[Extracted data entries]
———

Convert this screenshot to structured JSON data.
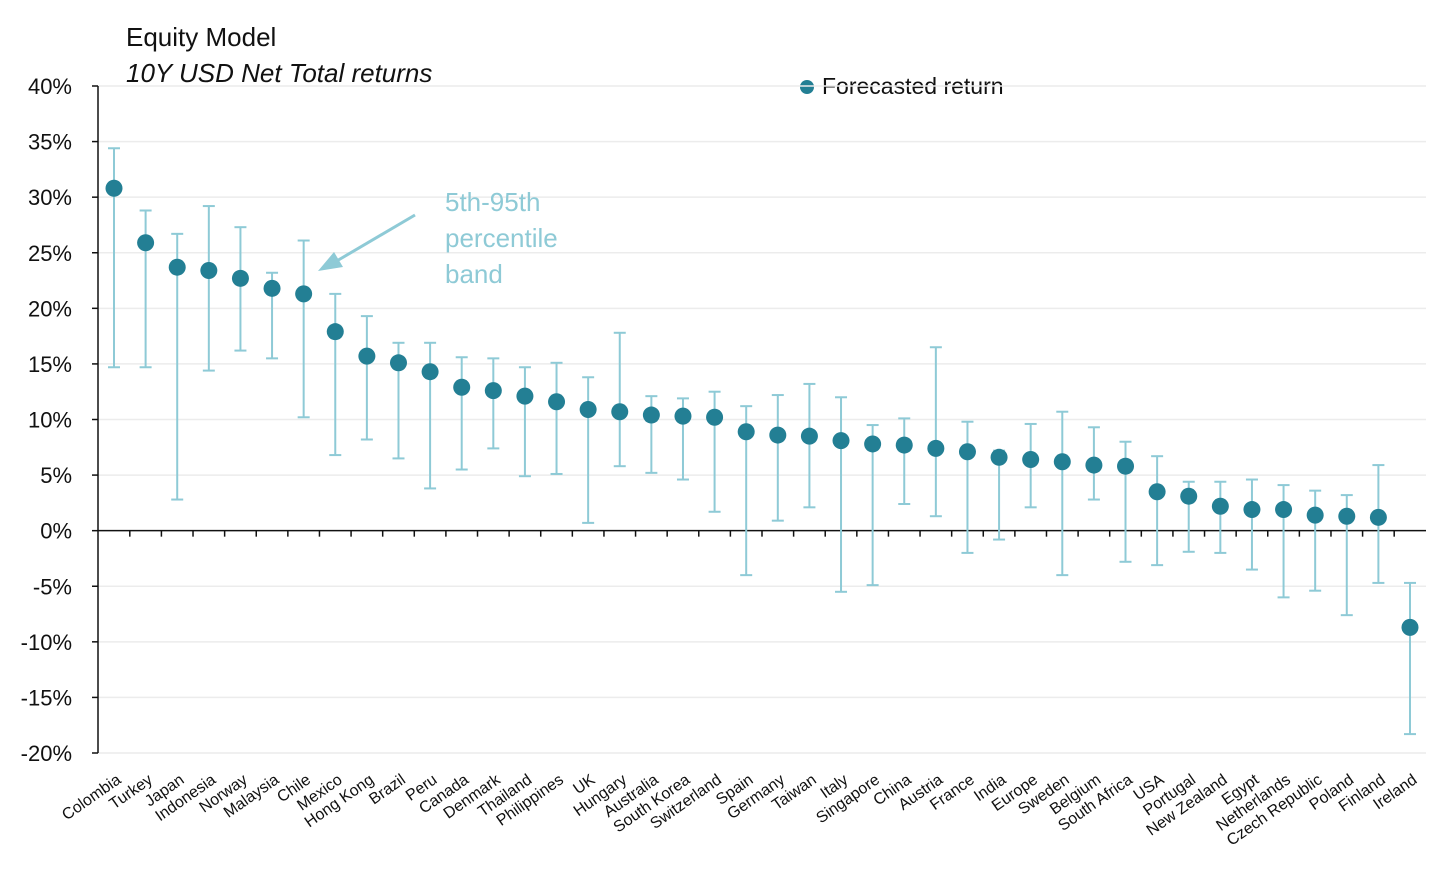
{
  "chart_data": {
    "type": "scatter",
    "title": "Equity Model",
    "subtitle": "10Y USD Net Total returns",
    "legend": [
      {
        "label": "Forecasted return",
        "placement": "top-center"
      }
    ],
    "annotation": [
      "5th-95th",
      "percentile",
      "band"
    ],
    "ylim": [
      -20,
      40
    ],
    "yticks": [
      40,
      35,
      30,
      25,
      20,
      15,
      10,
      5,
      0,
      -5,
      -10,
      -15,
      -20
    ],
    "ytick_labels": [
      "40%",
      "35%",
      "30%",
      "25%",
      "20%",
      "15%",
      "10%",
      "5%",
      "0%",
      "-5%",
      "-10%",
      "-15%",
      "-20%"
    ],
    "grid": true,
    "categories": [
      "Colombia",
      "Turkey",
      "Japan",
      "Indonesia",
      "Norway",
      "Malaysia",
      "Chile",
      "Mexico",
      "Hong Kong",
      "Brazil",
      "Peru",
      "Canada",
      "Denmark",
      "Thailand",
      "Philippines",
      "UK",
      "Hungary",
      "Australia",
      "South Korea",
      "Switzerland",
      "Spain",
      "Germany",
      "Taiwan",
      "Italy",
      "Singapore",
      "China",
      "Austria",
      "France",
      "India",
      "Europe",
      "Sweden",
      "Belgium",
      "South Africa",
      "USA",
      "Portugal",
      "New Zealand",
      "Egypt",
      "Netherlands",
      "Czech Republic",
      "Poland",
      "Finland",
      "Ireland"
    ],
    "forecast": [
      30.8,
      25.9,
      23.7,
      23.4,
      22.7,
      21.8,
      21.3,
      17.9,
      15.7,
      15.1,
      14.3,
      12.9,
      12.6,
      12.1,
      11.6,
      10.9,
      10.7,
      10.4,
      10.3,
      10.2,
      8.9,
      8.6,
      8.5,
      8.1,
      7.8,
      7.7,
      7.4,
      7.1,
      6.6,
      6.4,
      6.2,
      5.9,
      5.8,
      3.5,
      3.1,
      2.2,
      1.9,
      1.9,
      1.4,
      1.3,
      1.2,
      -8.7
    ],
    "p95": [
      34.4,
      28.8,
      26.7,
      29.2,
      27.3,
      23.2,
      26.1,
      21.3,
      19.3,
      16.9,
      16.9,
      15.6,
      15.5,
      14.7,
      15.1,
      13.8,
      17.8,
      12.1,
      11.9,
      12.5,
      11.2,
      12.2,
      13.2,
      12.0,
      9.5,
      10.1,
      16.5,
      9.8,
      7.2,
      9.6,
      10.7,
      9.3,
      8.0,
      6.7,
      4.4,
      4.4,
      4.6,
      4.1,
      3.6,
      3.2,
      5.9,
      -4.7
    ],
    "p5": [
      14.7,
      14.7,
      2.8,
      14.4,
      16.2,
      15.5,
      10.2,
      6.8,
      8.2,
      6.5,
      3.8,
      5.5,
      7.4,
      4.9,
      5.1,
      0.7,
      5.8,
      5.2,
      4.6,
      1.7,
      -4.0,
      0.9,
      2.1,
      -5.5,
      -4.9,
      2.4,
      1.3,
      -2.0,
      -0.8,
      2.1,
      -4.0,
      2.8,
      -2.8,
      -3.1,
      -1.9,
      -2.0,
      -3.5,
      -6.0,
      -5.4,
      -7.6,
      -4.7,
      -18.3
    ],
    "colors": {
      "point": "#237f94",
      "band": "#8ecad6",
      "annotation": "#8ecad6",
      "grid": "#ececec"
    }
  }
}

———

### WHAT IS EXPECTED
Write out the whole listing again, exactly, with no pictures.

### RESULT OF THIS TASK
Convert this screenshot to structured JSON data.
{
  "chart_data": {
    "type": "scatter",
    "title": "Equity Model",
    "subtitle": "10Y USD Net Total returns",
    "legend": [
      {
        "label": "Forecasted return",
        "placement": "top-center"
      }
    ],
    "annotation": [
      "5th-95th",
      "percentile",
      "band"
    ],
    "ylim": [
      -20,
      40
    ],
    "yticks": [
      40,
      35,
      30,
      25,
      20,
      15,
      10,
      5,
      0,
      -5,
      -10,
      -15,
      -20
    ],
    "ytick_labels": [
      "40%",
      "35%",
      "30%",
      "25%",
      "20%",
      "15%",
      "10%",
      "5%",
      "0%",
      "-5%",
      "-10%",
      "-15%",
      "-20%"
    ],
    "grid": true,
    "categories": [
      "Colombia",
      "Turkey",
      "Japan",
      "Indonesia",
      "Norway",
      "Malaysia",
      "Chile",
      "Mexico",
      "Hong Kong",
      "Brazil",
      "Peru",
      "Canada",
      "Denmark",
      "Thailand",
      "Philippines",
      "UK",
      "Hungary",
      "Australia",
      "South Korea",
      "Switzerland",
      "Spain",
      "Germany",
      "Taiwan",
      "Italy",
      "Singapore",
      "China",
      "Austria",
      "France",
      "India",
      "Europe",
      "Sweden",
      "Belgium",
      "South Africa",
      "USA",
      "Portugal",
      "New Zealand",
      "Egypt",
      "Netherlands",
      "Czech Republic",
      "Poland",
      "Finland",
      "Ireland"
    ],
    "forecast": [
      30.8,
      25.9,
      23.7,
      23.4,
      22.7,
      21.8,
      21.3,
      17.9,
      15.7,
      15.1,
      14.3,
      12.9,
      12.6,
      12.1,
      11.6,
      10.9,
      10.7,
      10.4,
      10.3,
      10.2,
      8.9,
      8.6,
      8.5,
      8.1,
      7.8,
      7.7,
      7.4,
      7.1,
      6.6,
      6.4,
      6.2,
      5.9,
      5.8,
      3.5,
      3.1,
      2.2,
      1.9,
      1.9,
      1.4,
      1.3,
      1.2,
      -8.7
    ],
    "p95": [
      34.4,
      28.8,
      26.7,
      29.2,
      27.3,
      23.2,
      26.1,
      21.3,
      19.3,
      16.9,
      16.9,
      15.6,
      15.5,
      14.7,
      15.1,
      13.8,
      17.8,
      12.1,
      11.9,
      12.5,
      11.2,
      12.2,
      13.2,
      12.0,
      9.5,
      10.1,
      16.5,
      9.8,
      7.2,
      9.6,
      10.7,
      9.3,
      8.0,
      6.7,
      4.4,
      4.4,
      4.6,
      4.1,
      3.6,
      3.2,
      5.9,
      -4.7
    ],
    "p5": [
      14.7,
      14.7,
      2.8,
      14.4,
      16.2,
      15.5,
      10.2,
      6.8,
      8.2,
      6.5,
      3.8,
      5.5,
      7.4,
      4.9,
      5.1,
      0.7,
      5.8,
      5.2,
      4.6,
      1.7,
      -4.0,
      0.9,
      2.1,
      -5.5,
      -4.9,
      2.4,
      1.3,
      -2.0,
      -0.8,
      2.1,
      -4.0,
      2.8,
      -2.8,
      -3.1,
      -1.9,
      -2.0,
      -3.5,
      -6.0,
      -5.4,
      -7.6,
      -4.7,
      -18.3
    ],
    "colors": {
      "point": "#237f94",
      "band": "#8ecad6",
      "annotation": "#8ecad6",
      "grid": "#ececec"
    }
  }
}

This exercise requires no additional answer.